REQUEST » Tell me how many lines hold "interface", please, using only the number.

(Stored data entries)
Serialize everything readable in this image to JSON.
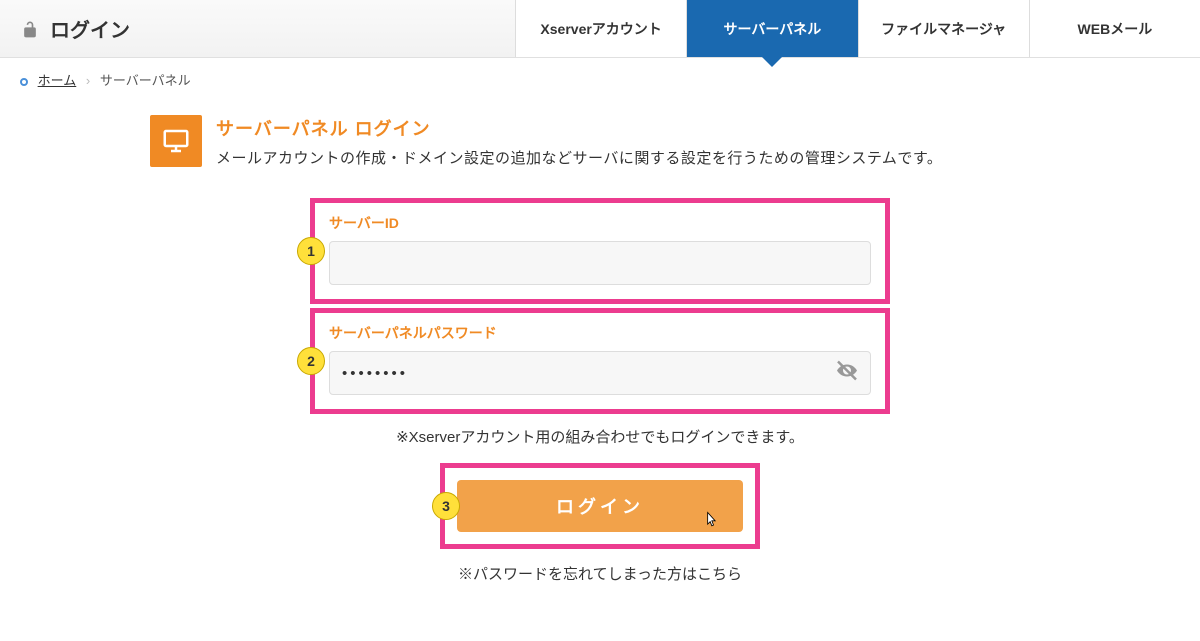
{
  "header": {
    "title": "ログイン",
    "tabs": [
      {
        "label": "Xserverアカウント",
        "active": false
      },
      {
        "label": "サーバーパネル",
        "active": true
      },
      {
        "label": "ファイルマネージャ",
        "active": false
      },
      {
        "label": "WEBメール",
        "active": false
      }
    ]
  },
  "breadcrumb": {
    "home": "ホーム",
    "current": "サーバーパネル"
  },
  "intro": {
    "title": "サーバーパネル ログイン",
    "desc": "メールアカウントの作成・ドメイン設定の追加などサーバに関する設定を行うための管理システムです。"
  },
  "form": {
    "server_id_label": "サーバーID",
    "server_id_value": "",
    "password_label": "サーバーパネルパスワード",
    "password_value": "••••••••",
    "hint": "※Xserverアカウント用の組み合わせでもログインできます。",
    "submit_label": "ログイン",
    "forgot": "※パスワードを忘れてしまった方はこちら"
  },
  "annotations": {
    "a1": "1",
    "a2": "2",
    "a3": "3"
  }
}
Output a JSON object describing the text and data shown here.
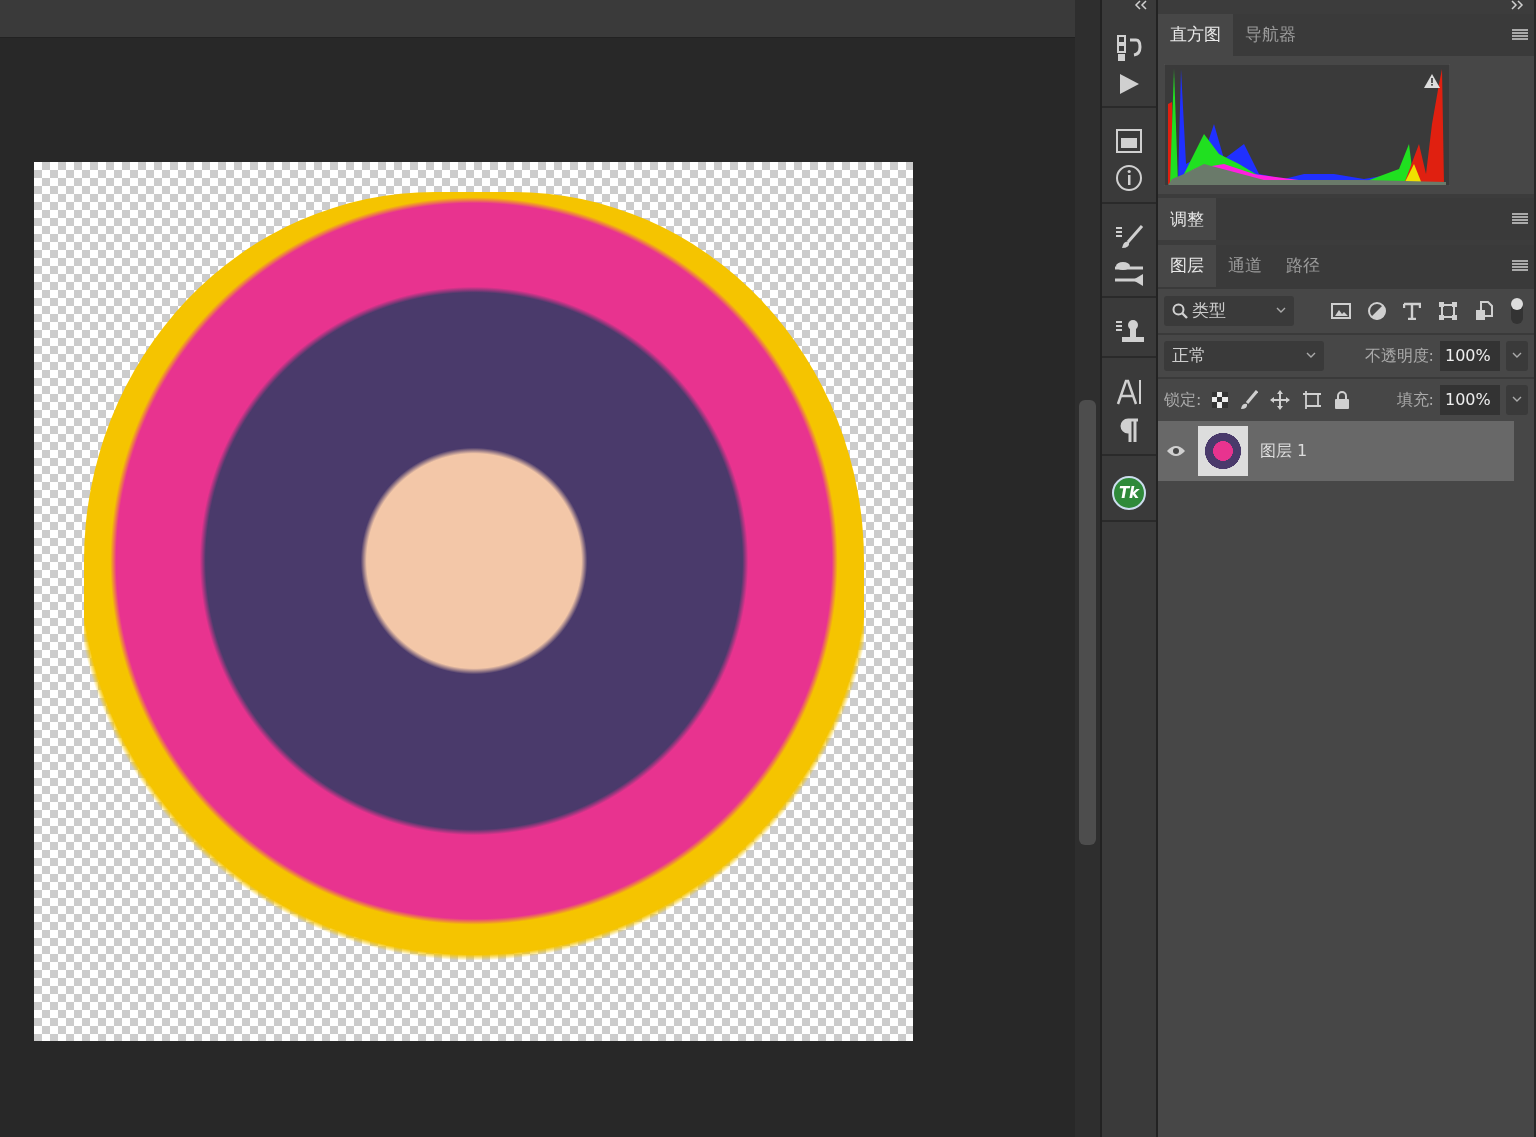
{
  "histogram_panel": {
    "tabs": [
      {
        "label": "直方图",
        "selected": true
      },
      {
        "label": "导航器",
        "selected": false
      }
    ]
  },
  "adjustments_panel": {
    "tabs": [
      {
        "label": "调整",
        "selected": true
      }
    ]
  },
  "layers_panel": {
    "tabs": [
      {
        "label": "图层",
        "selected": true
      },
      {
        "label": "通道",
        "selected": false
      },
      {
        "label": "路径",
        "selected": false
      }
    ],
    "filter": {
      "value": "类型"
    },
    "blend_mode": {
      "value": "正常"
    },
    "opacity": {
      "label": "不透明度:",
      "value": "100%"
    },
    "lock": {
      "label": "锁定:"
    },
    "fill": {
      "label": "填充:",
      "value": "100%"
    },
    "layers": [
      {
        "name": "图层 1",
        "visible": true,
        "selected": true
      }
    ]
  },
  "toolstrip": {
    "plugin_logo": "Tk"
  }
}
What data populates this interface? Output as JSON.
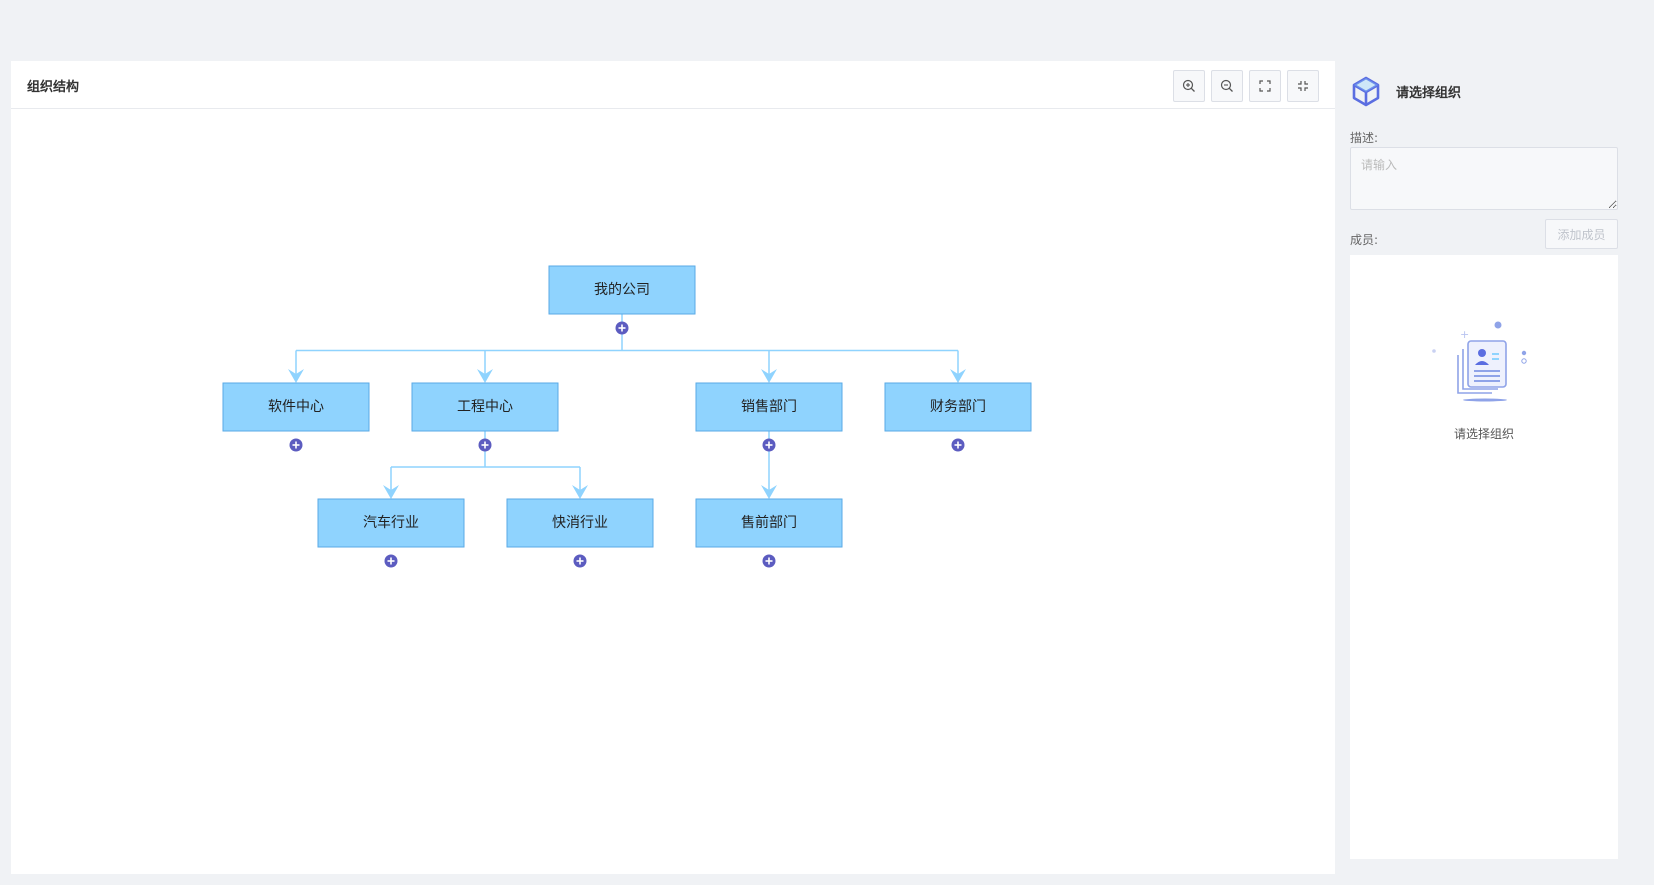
{
  "header": {
    "title": "组织结构",
    "tools": [
      {
        "name": "zoom-in",
        "icon": "zoom-in-icon"
      },
      {
        "name": "zoom-out",
        "icon": "zoom-out-icon"
      },
      {
        "name": "fit",
        "icon": "fit-screen-icon"
      },
      {
        "name": "collapse",
        "icon": "collapse-icon"
      }
    ]
  },
  "org_chart": {
    "nodes": [
      {
        "id": "root",
        "label": "我的公司",
        "parent": null
      },
      {
        "id": "n1",
        "label": "软件中心",
        "parent": "root"
      },
      {
        "id": "n2",
        "label": "工程中心",
        "parent": "root"
      },
      {
        "id": "n3",
        "label": "销售部门",
        "parent": "root"
      },
      {
        "id": "n4",
        "label": "财务部门",
        "parent": "root"
      },
      {
        "id": "n5",
        "label": "汽车行业",
        "parent": "n2"
      },
      {
        "id": "n6",
        "label": "快消行业",
        "parent": "n2"
      },
      {
        "id": "n7",
        "label": "售前部门",
        "parent": "n3"
      }
    ],
    "colors": {
      "node_fill": "#8fd3fe",
      "node_stroke": "#5aa9e6",
      "edge": "#8fd3fe",
      "add_button": "#5c5cc0"
    }
  },
  "side": {
    "icon": "cube-icon",
    "title": "请选择组织",
    "desc_label": "描述:",
    "desc_placeholder": "请输入",
    "member_label": "成员:",
    "add_member_label": "添加成员",
    "empty_text": "请选择组织",
    "empty_icon": "contact-card-icon"
  }
}
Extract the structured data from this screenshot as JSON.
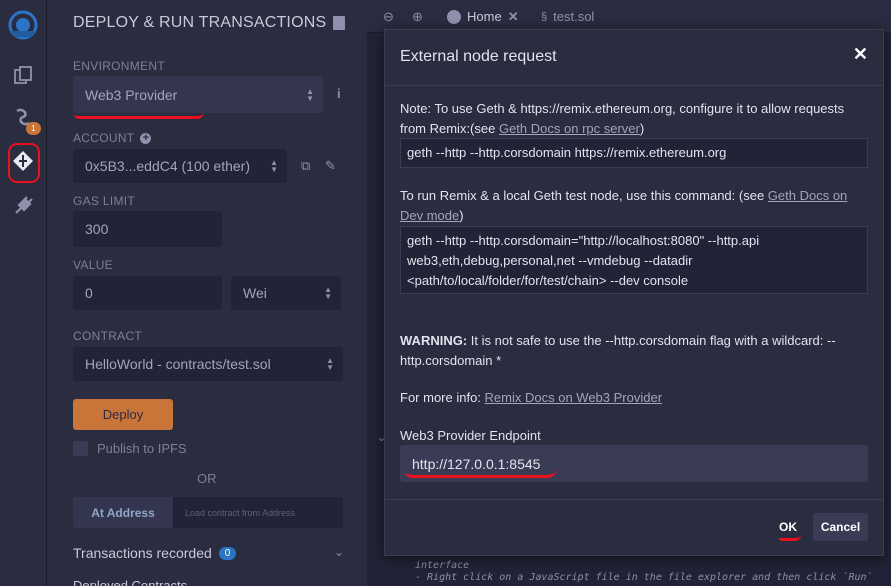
{
  "rail": {
    "icons": [
      "remix-logo-icon",
      "file-explorer-icon",
      "compiler-icon",
      "deploy-run-icon",
      "plugin-manager-icon"
    ],
    "compiler_badge": "1"
  },
  "panel": {
    "title": "DEPLOY & RUN TRANSACTIONS",
    "environment_label": "ENVIRONMENT",
    "environment_value": "Web3 Provider",
    "account_label": "ACCOUNT",
    "account_value": "0x5B3...eddC4 (100 ether)",
    "gas_limit_label": "GAS LIMIT",
    "gas_limit_value": "300",
    "value_label": "VALUE",
    "value_amount": "0",
    "value_unit": "Wei",
    "contract_label": "CONTRACT",
    "contract_value": "HelloWorld - contracts/test.sol",
    "deploy_button": "Deploy",
    "publish_ipfs": "Publish to IPFS",
    "or_text": "OR",
    "at_address_button": "At Address",
    "load_contract_placeholder": "Load contract from Address",
    "transactions_recorded": "Transactions recorded",
    "transactions_count": "0",
    "cut_off_heading": "Deployed Contracts"
  },
  "topbar": {
    "tabs": [
      {
        "label": "Home"
      },
      {
        "label": "test.sol"
      }
    ]
  },
  "editor": {
    "line_interface": "interface",
    "line_right_click": "- Right click on a JavaScript file in the file explorer and then click `Run`"
  },
  "modal": {
    "title": "External node request",
    "note_text": "Note: To use Geth & https://remix.ethereum.org, configure it to allow requests from Remix:(see ",
    "note_link": "Geth Docs on rpc server",
    "note_close": ")",
    "geth_command": "geth --http --http.corsdomain https://remix.ethereum.org",
    "run_local_text": "To run Remix & a local Geth test node, use this command: (see ",
    "run_local_link": "Geth Docs on Dev mode",
    "run_local_close": ")",
    "dev_command": "geth --http --http.corsdomain=\"http://localhost:8080\" --http.api web3,eth,debug,personal,net --vmdebug --datadir <path/to/local/folder/for/test/chain> --dev console",
    "warning_label": "WARNING:",
    "warning_text": " It is not safe to use the --http.corsdomain flag with a wildcard: --http.corsdomain *",
    "more_info_text": "For more info: ",
    "more_info_link": "Remix Docs on Web3 Provider",
    "endpoint_label": "Web3 Provider Endpoint",
    "endpoint_value": "http://127.0.0.1:8545",
    "ok_button": "OK",
    "cancel_button": "Cancel"
  },
  "colors": {
    "annotation_red": "#e8111c",
    "deploy_orange": "#c97539",
    "background": "#222336",
    "panel": "#2a2c3f"
  }
}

TASK RESPONSE » 2